Team Love Languages

Just like a marriage, working partnerships also can fail. Here are five things to focus on to make any relationship successful.

Yes, it is true. I am divorced. Not once, but twice. GASP! Times two! I thoroughly enjoyed my float in the marriage parade, but then I had to watch as it careened out of control, crashed, and burned. Shocked, saddened, and bewildered, I wondered what went wrong? I had listened to all of the usual warnings from family, friends, and the latest self-help “experts” on love. Are you certain this person is “the one”? Remember that good communication is the glue that keeps you together. In that intensely emotional chaos of the marriage vortex, perhaps I only thought I was listening. Hmm, well, maybe I heard but didn’t understand. We were too busy sipping coffee near the Eiffel tower, sunbathing in Hawaii, and watching Flamingo shows in Madrid. But once the sun went down on the beach and the dancers put their shoes away for the evening, there was just the two of us. That is when things got complicated.

Don’t worry! I am not here to give you marriage advice because, obviously, I am not an expert in that area. However, there are many lessons I have learned (from my “failures”), and I believe those principles can be applied to our working relationships, as well.

Just like a marriage, working partnerships also can fail. In the professional sense, people fall in and out of love with each other. At first, it is exciting and fun because all of the experiences are novel. But like a marriage, over time, the excitement fades away, and you have a team of real people who have to learn to synchronize their expectations, opinions, and idiosyncrasies. From both my work and marriage experiences, I have taken away a few things I feel are important to focus on to make any relationship successful:

1. Express what you need. Just like a marriage, it is important to communicate what you need. Always compromising to make the other person happy is not the best way to achieve harmony. For example, I love to travel, but my former partner was a homebody. Often I would give in and go on shorter vacations, or visit places that didn’t interest me. Over time, I was getting resentful because I wasn’t able to do something I wanted to do.

It is the same with team members. We have to allow them to give us feedback about their needs. What do they like to do? What is important to them? What are their future goals? Have you asked them lately? If not, is it just an oversight on your part, or do you not care? As managers, we often get caught up in what the organization needs, pursuing our list of goals, and we may forget that our employees also have a set of requirements.

Recruiting and keeping great team members can be hard enough when things are going well, but when team members feel like they are not being heard, or even worse, have no place to grow, they often will leave the company to pursue new opportunities. That is a shame because paying attention to the work relationships can avert a breakdown that hurts both the workers and the organization.

2. Understanding love (a.ka., growth) languages. There are many books for married folks about communication, even some that speak about “love languages.” I did skim through one of those love language books, and I do think I could get used to the idea of getting gifts as an expression of love. But that is another story. However, that does bring us to the idea of communicating with our team, and learning to understand their particular “love language.” For the sake of professional boundaries, we are going to call this “growth language.”

To do
(1) Do these statements agree with the article on team love languages? Answer yes or no for each, quoting the words of the article that decide it. (a) The writer has been divorced twice. (b) The writer's former partner loved to travel. (c) In a work setting, the writer calls a "love language" a "growth language."
(2) Carry on the article on team love languages, starting after its final sentence.

Dataset rows
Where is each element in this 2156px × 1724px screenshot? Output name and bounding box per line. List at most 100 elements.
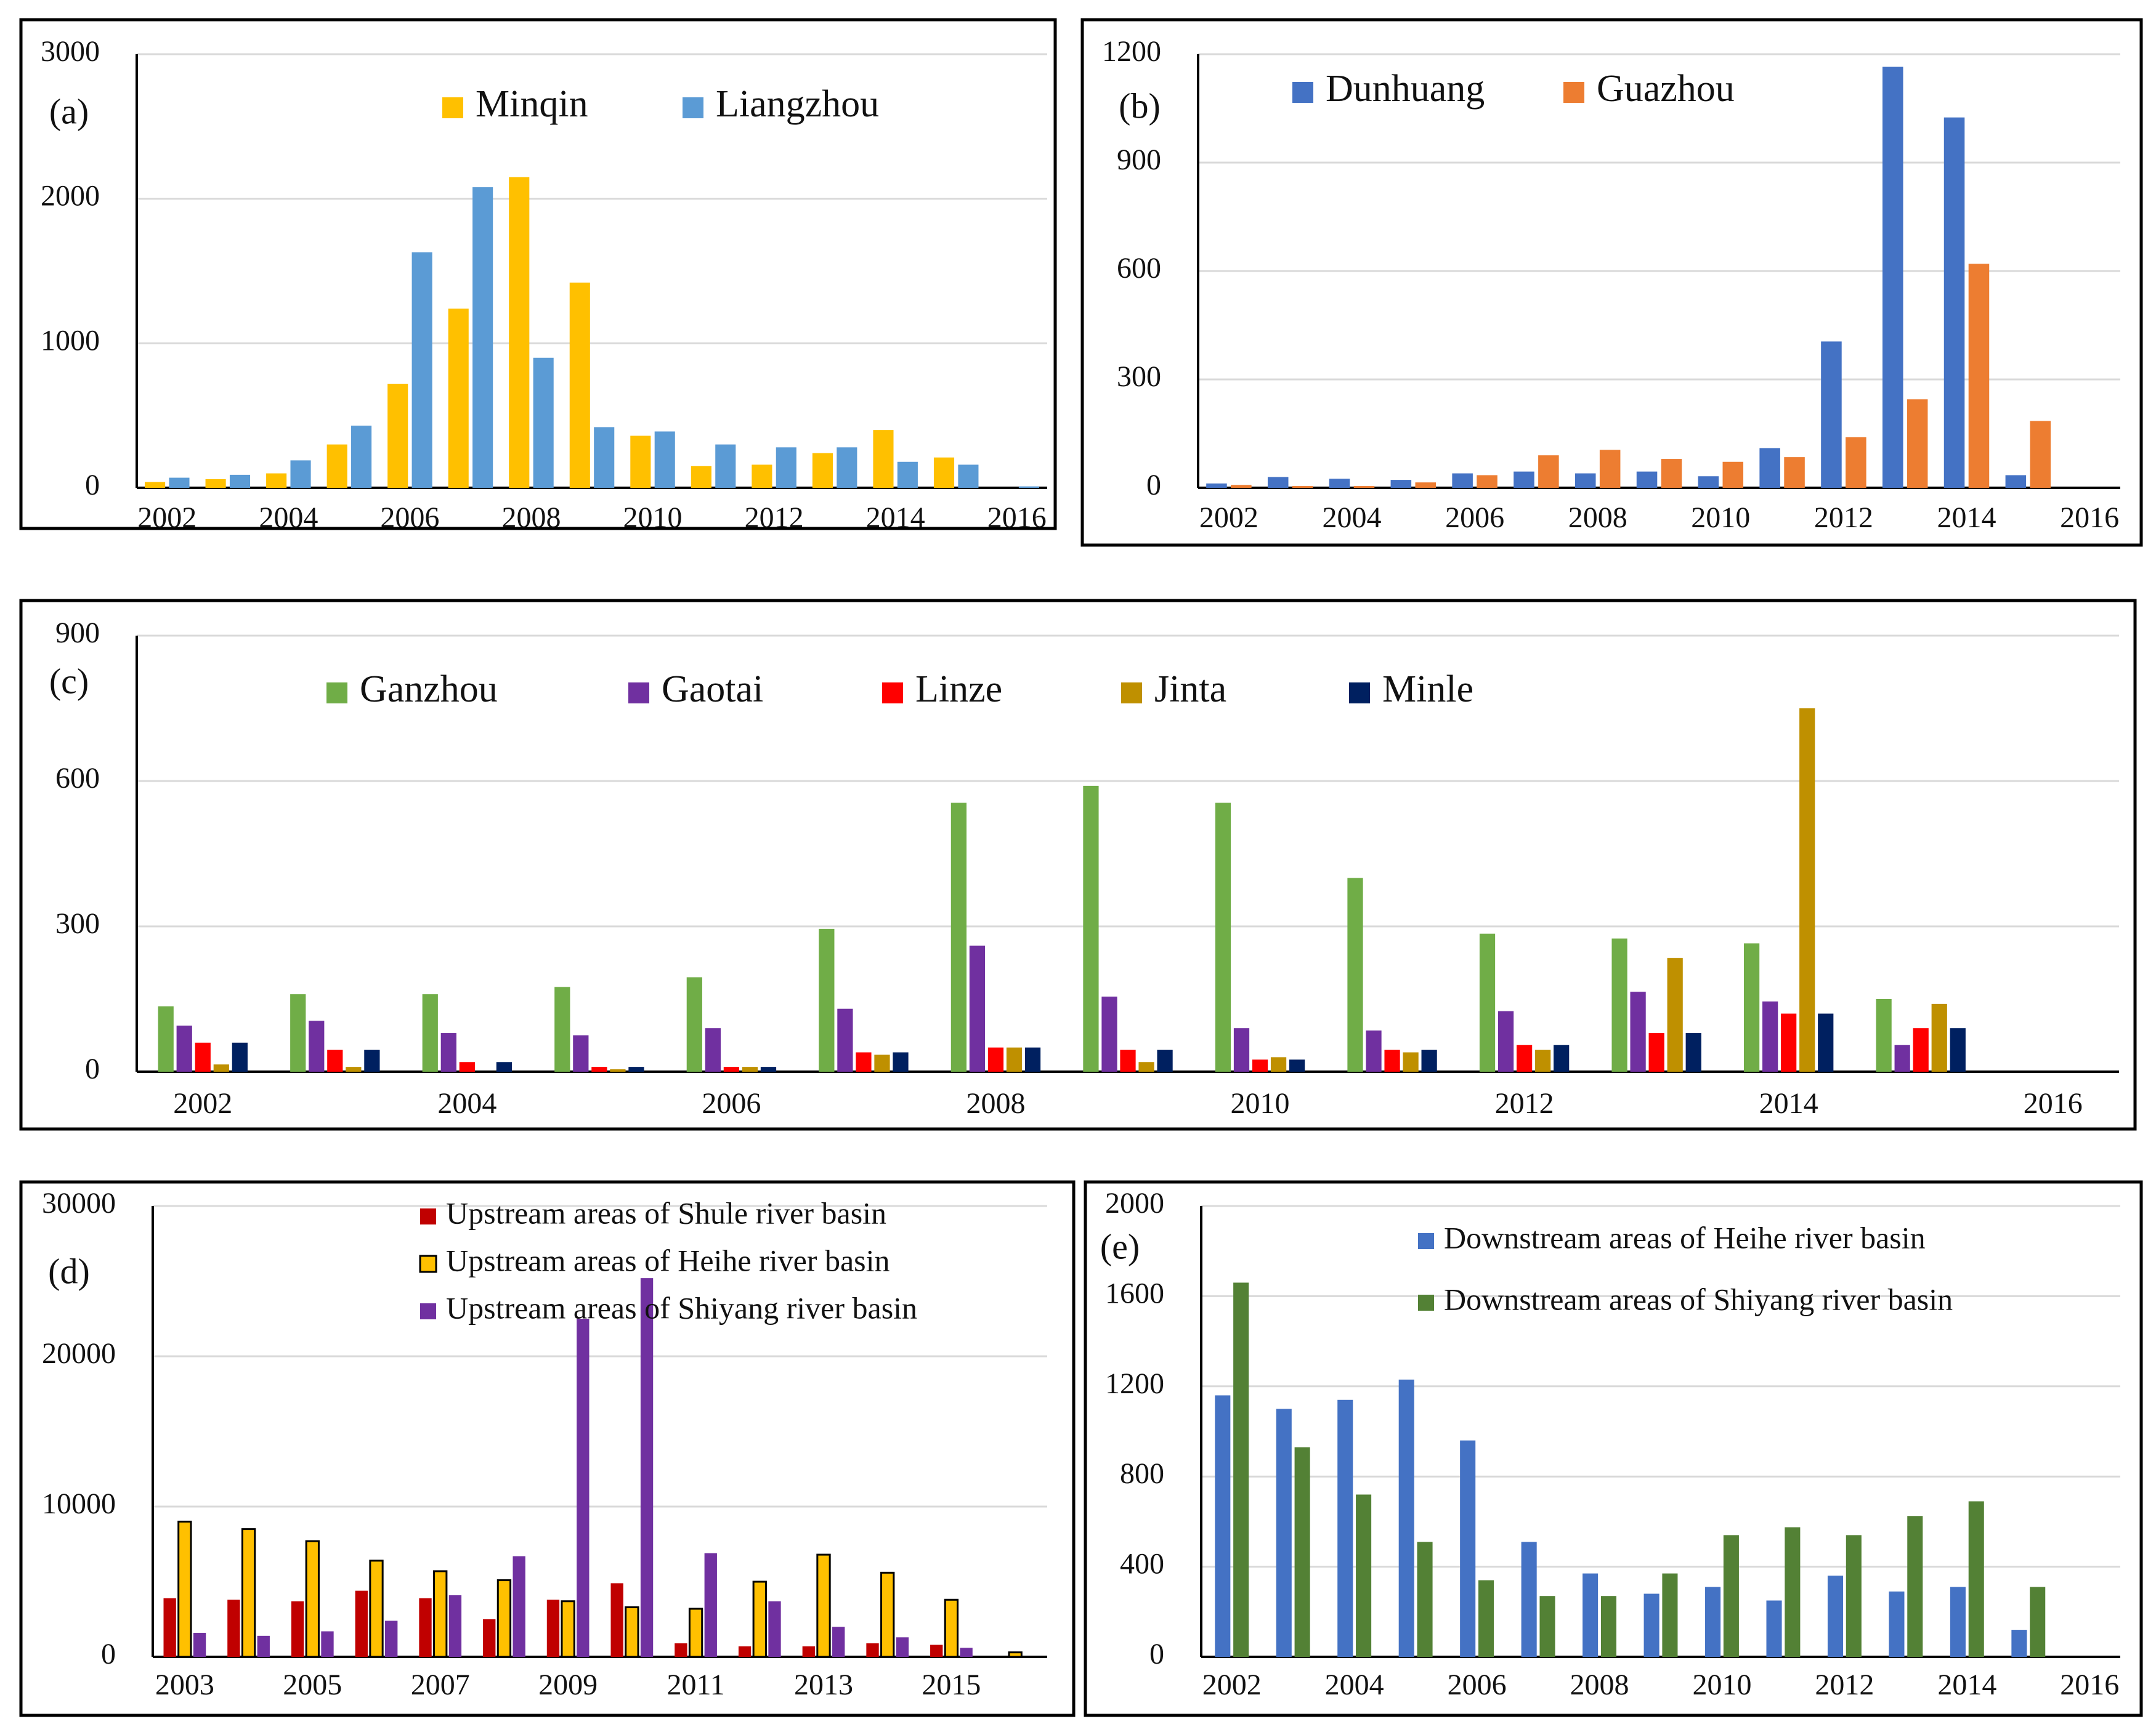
bar-heihe_up	[880, 1571, 895, 1658]
bar-dunhuang	[1821, 341, 1842, 488]
bar-liangzhou	[897, 461, 918, 488]
bar-shiyang_up	[896, 1637, 909, 1657]
bar-heihe_down	[1521, 1542, 1537, 1657]
x-tick-label: 2002	[1199, 501, 1258, 534]
bar-shiyang_down	[1233, 1282, 1249, 1657]
x-tick-label: 2012	[1495, 1087, 1554, 1120]
bar-minqin	[752, 464, 772, 488]
bar-dunhuang	[1267, 477, 1289, 488]
bar-dunhuang	[1636, 471, 1658, 488]
bar-heihe_down	[1398, 1379, 1414, 1657]
bar-heihe_down	[1215, 1395, 1231, 1657]
bar-gaotai	[1497, 1011, 1514, 1072]
x-tick-label: 2002	[1202, 1669, 1262, 1701]
bar-shule_up	[483, 1619, 496, 1657]
bar-linze	[1120, 1050, 1136, 1072]
bar-minqin	[326, 444, 347, 488]
bar-guazhou	[1292, 486, 1313, 488]
bar-shiyang_up	[704, 1553, 717, 1657]
bar-shiyang_up	[193, 1632, 206, 1657]
y-tick-label: 0	[1149, 1638, 1164, 1670]
bar-jinta	[1931, 1003, 1947, 1072]
legend-swatch	[1563, 82, 1584, 103]
legend-label: Upstream areas of Shiyang river basin	[446, 1290, 917, 1325]
legend-label: Downstream areas of Shiyang river basin	[1444, 1282, 1953, 1316]
bar-linze	[723, 1067, 740, 1072]
bar-heihe_down	[1276, 1409, 1292, 1657]
legend-swatch	[420, 1303, 436, 1319]
bar-shiyang_up	[832, 1627, 845, 1657]
bar-liangzhou	[715, 444, 736, 488]
bar-minle	[1818, 1013, 1834, 1072]
y-tick-label: 600	[1117, 252, 1161, 285]
bar-dunhuang	[1390, 480, 1412, 488]
bar-gaotai	[573, 1035, 589, 1072]
bar-ganzhou	[1215, 803, 1231, 1072]
bar-liangzhou	[533, 357, 554, 488]
bar-shiyang_down	[1907, 1516, 1923, 1657]
x-tick-label: 2008	[966, 1087, 1025, 1120]
y-tick-label: 1000	[41, 324, 100, 357]
y-tick-label: 800	[1120, 1457, 1164, 1490]
bar-minle	[364, 1050, 380, 1072]
bar-shule_up	[546, 1600, 560, 1657]
x-tick-label: 2006	[702, 1087, 761, 1120]
legend-swatch	[683, 97, 703, 118]
bar-minqin	[873, 430, 894, 488]
panel-frame	[19, 18, 1057, 530]
bar-shiyang_up	[385, 1621, 398, 1657]
bar-minqin	[691, 466, 711, 488]
bar-heihe_down	[1460, 1440, 1476, 1657]
bar-shiyang_up	[321, 1631, 334, 1657]
bar-jinta	[742, 1067, 758, 1072]
legend-label: Upstream areas of Heihe river basin	[446, 1243, 890, 1277]
legend-swatch	[1418, 1233, 1434, 1249]
y-tick-label: 30000	[42, 1187, 116, 1220]
bar-minle	[1421, 1050, 1437, 1072]
x-tick-label: 2004	[1323, 501, 1382, 534]
legend-label: Gaotai	[662, 668, 763, 710]
bar-dunhuang	[1698, 476, 1719, 488]
y-tick-label: 2000	[41, 180, 100, 212]
bar-shiyang_down	[1723, 1535, 1739, 1657]
bar-jinta	[874, 1054, 890, 1072]
y-tick-label: 2000	[1105, 1187, 1164, 1220]
y-tick-label: 0	[85, 1053, 100, 1085]
bar-heihe_up	[305, 1540, 320, 1658]
bar-ganzhou	[950, 803, 967, 1072]
bar-shiyang_up	[577, 1319, 590, 1657]
bar-ganzhou	[1347, 878, 1363, 1072]
bar-minqin	[812, 453, 833, 488]
bar-liangzhou	[654, 431, 675, 488]
bar-shule_up	[866, 1643, 879, 1657]
legend-swatch	[1349, 682, 1370, 703]
bar-shiyang_down	[1294, 1447, 1310, 1657]
bar-minle	[1685, 1033, 1701, 1072]
bar-linze	[856, 1052, 872, 1072]
x-tick-label: 2006	[1448, 1669, 1507, 1701]
bar-dunhuang	[2005, 475, 2027, 488]
bar-heihe_up	[496, 1579, 512, 1658]
x-tick-label: 2004	[259, 501, 318, 534]
bar-ganzhou	[1743, 943, 1760, 1072]
bar-minle	[1950, 1028, 1966, 1072]
bar-gaotai	[176, 1026, 192, 1072]
y-tick-label: 900	[1117, 144, 1161, 176]
x-tick-label: 2003	[155, 1669, 214, 1701]
x-tick-label: 2008	[1570, 1669, 1629, 1701]
bar-minle	[1554, 1045, 1570, 1072]
bar-gaotai	[1630, 992, 1646, 1072]
bar-ganzhou	[1611, 938, 1627, 1072]
bar-liangzhou	[776, 447, 796, 488]
panel-label: (d)	[48, 1251, 90, 1291]
bar-heihe_down	[1583, 1573, 1599, 1657]
bar-ganzhou	[1083, 785, 1099, 1072]
bar-guazhou	[1599, 450, 1621, 488]
x-tick-label: 2006	[380, 501, 439, 534]
bar-ganzhou	[686, 977, 702, 1072]
bar-gaotai	[1101, 997, 1117, 1072]
bar-gaotai	[1366, 1030, 1382, 1072]
legend-label: Downstream areas of Heihe river basin	[1444, 1220, 1926, 1255]
bar-shiyang_up	[513, 1556, 525, 1657]
bar-ganzhou	[819, 928, 835, 1072]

Responses
(1)
(a) Yes: "I am divorced. Not once, but twice."
(b) No: "I love to travel, but my former partner was a homebody."
(c) Yes: "For the sake of professional boundaries, we are going to call this “growth language.”"

(2)
How does your associate receive information? Do they prefer e-mail, phone calls, text messages, or in-person communication? Everyone has their preference. As managers, are we communicating in a way that works for them, or in the way that works best for us? When we deliver not-so-great news, are we doing it in a positive way that leaves employees feeling empowered and seeing the growth opportunity, or are we leaving them feeling ripped apart and criticized? You have to develop your own “growth language” with each of your team members to ensure they feel appreciated and have the ability to be themselves.

3. Balance is necessary. I have to admit that in my last marriage, I felt overwhelmed. I was the breadwinner, and I also had to take care of everything else. I looked after the family concerns, did the tax returns, planned the events, looked after the car issues and household problems. It wasn’t that I minded doing any of those things, but, from time to time, when it was very busy with work, I didn’t feel like I had any time for myself. The treadmill of daily life devoured me.

It can be the same for your team members. At work, during extremely busy times, challenging times, and when we are implementing innovations, we demand a lot of our team. We pull everything we require from them, down to the last drop of effort. And when it is all over, we thank them and move on to the next round of immediate issues. As managers, sometimes we need to step outside the traditional structure of our organizations and work to provide balance to our teams. This sense of balance will prevent burnout. Just as you might need a weekend getaway or a day at the spa to escape your relationship and daily life stresses, we can do the same at work. When your team has been working hard, you can provide that extra day or two. They shouldn’t always have to wait for those vacation days to be approved. You can send your team members to the spa, to the movies, or allow them to leave early with pay. Yes, there is a cost to your organization, but striving to provide balance, and showing care and concern for the well-being of your team members will pay off in the end.

4. Independence is a must. I like to spend time on my own, and traveling is something I enjoy very much. Going to a new destination and exploring different surroundings and cultures is a great adventure for me. Independence and the ability to enjoy what makes you a unique person within a relationship is a must. An individual needs to maintain his or her identity in order to survive coupledom, and the same is true within a work environment.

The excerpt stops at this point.